Data entries
# # # #
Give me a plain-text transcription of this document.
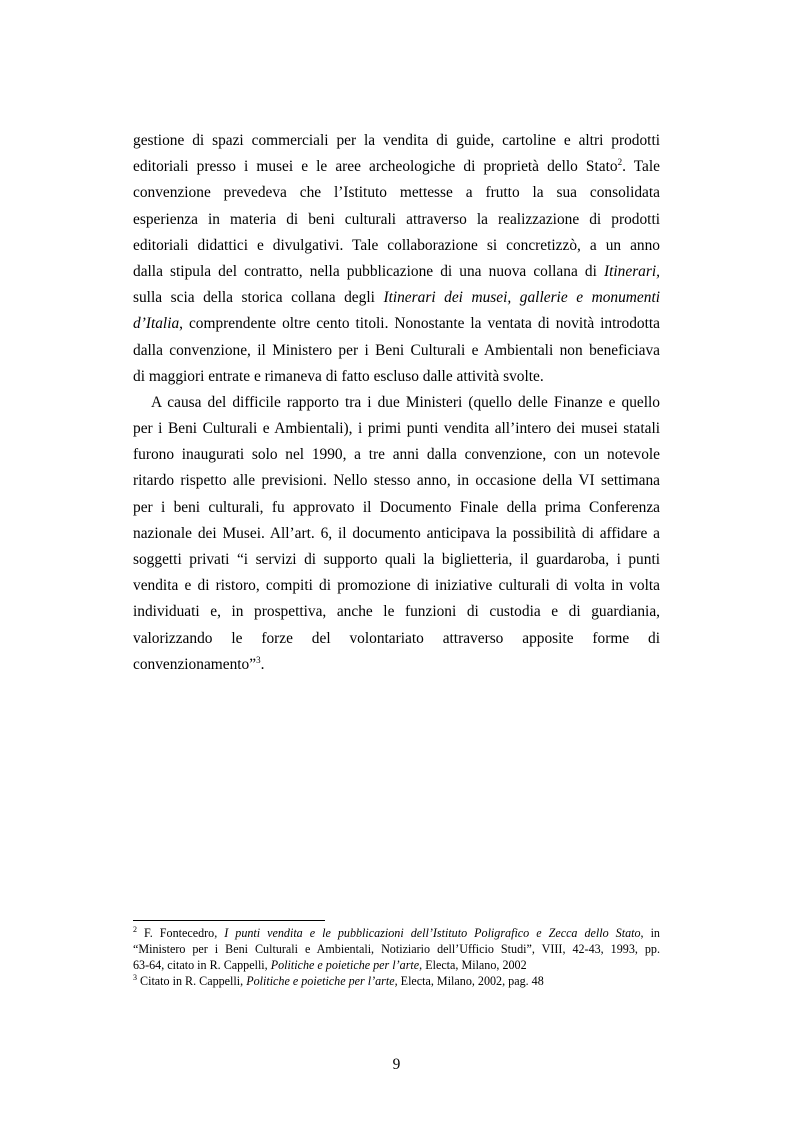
gestione di spazi commerciali per la vendita di guide, cartoline e altri prodotti
editoriali presso i musei e le aree archeologiche di proprietà dello Stato$^2$. Tale
convenzione prevedeva che l’Istituto mettesse a frutto la sua consolidata
esperienza in materia di beni culturali attraverso la realizzazione di prodotti
editoriali didattici e divulgativi. Tale collaborazione si concretizzò, a un anno
dalla stipula del contratto, nella pubblicazione di una nuova collana di Itinerari,
sulla scia della storica collana degli Itinerari dei musei, gallerie e monumenti
d’Italia, comprendente oltre cento titoli. Nonostante la ventata di novità introdotta
dalla convenzione, il Ministero per i Beni Culturali e Ambientali non beneficiava
di maggiori entrate e rimaneva di fatto escluso dalle attività svolte.
A causa del difficile rapporto tra i due Ministeri (quello delle Finanze e quello
per i Beni Culturali e Ambientali), i primi punti vendita all’intero dei musei statali
furono inaugurati solo nel 1990, a tre anni dalla convenzione, con un notevole
ritardo rispetto alle previsioni. Nello stesso anno, in occasione della VI settimana
per i beni culturali, fu approvato il Documento Finale della prima Conferenza
nazionale dei Musei. All’art. 6, il documento anticipava la possibilità di affidare a
soggetti privati “i servizi di supporto quali la biglietteria, il guardaroba, i punti
vendita e di ristoro, compiti di promozione di iniziative culturali di volta in volta
individuati e, in prospettiva, anche le funzioni di custodia e di guardiania,
valorizzando le forze del volontariato attraverso apposite forme di
convenzionamento”$^3$.
$^2$ F. Fontecedro, I punti vendita e le pubblicazioni dell’Istituto Poligrafico e Zecca dello Stato, in
“Ministero per i Beni Culturali e Ambientali, Notiziario dell’Ufficio Studi”, VIII, 42-43, 1993, pp.
63-64, citato in R. Cappelli, Politiche e poietiche per l’arte, Electa, Milano, 2002
$^3$ Citato in R. Cappelli, Politiche e poietiche per l’arte, Electa, Milano, 2002, pag. 48
9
# # # #
▸ WRITTEN EXERCISE
Work out how many lines of the listing above include "Ministero". Answer with the number and nothing more.

▸ WRITTEN RESPONSE
2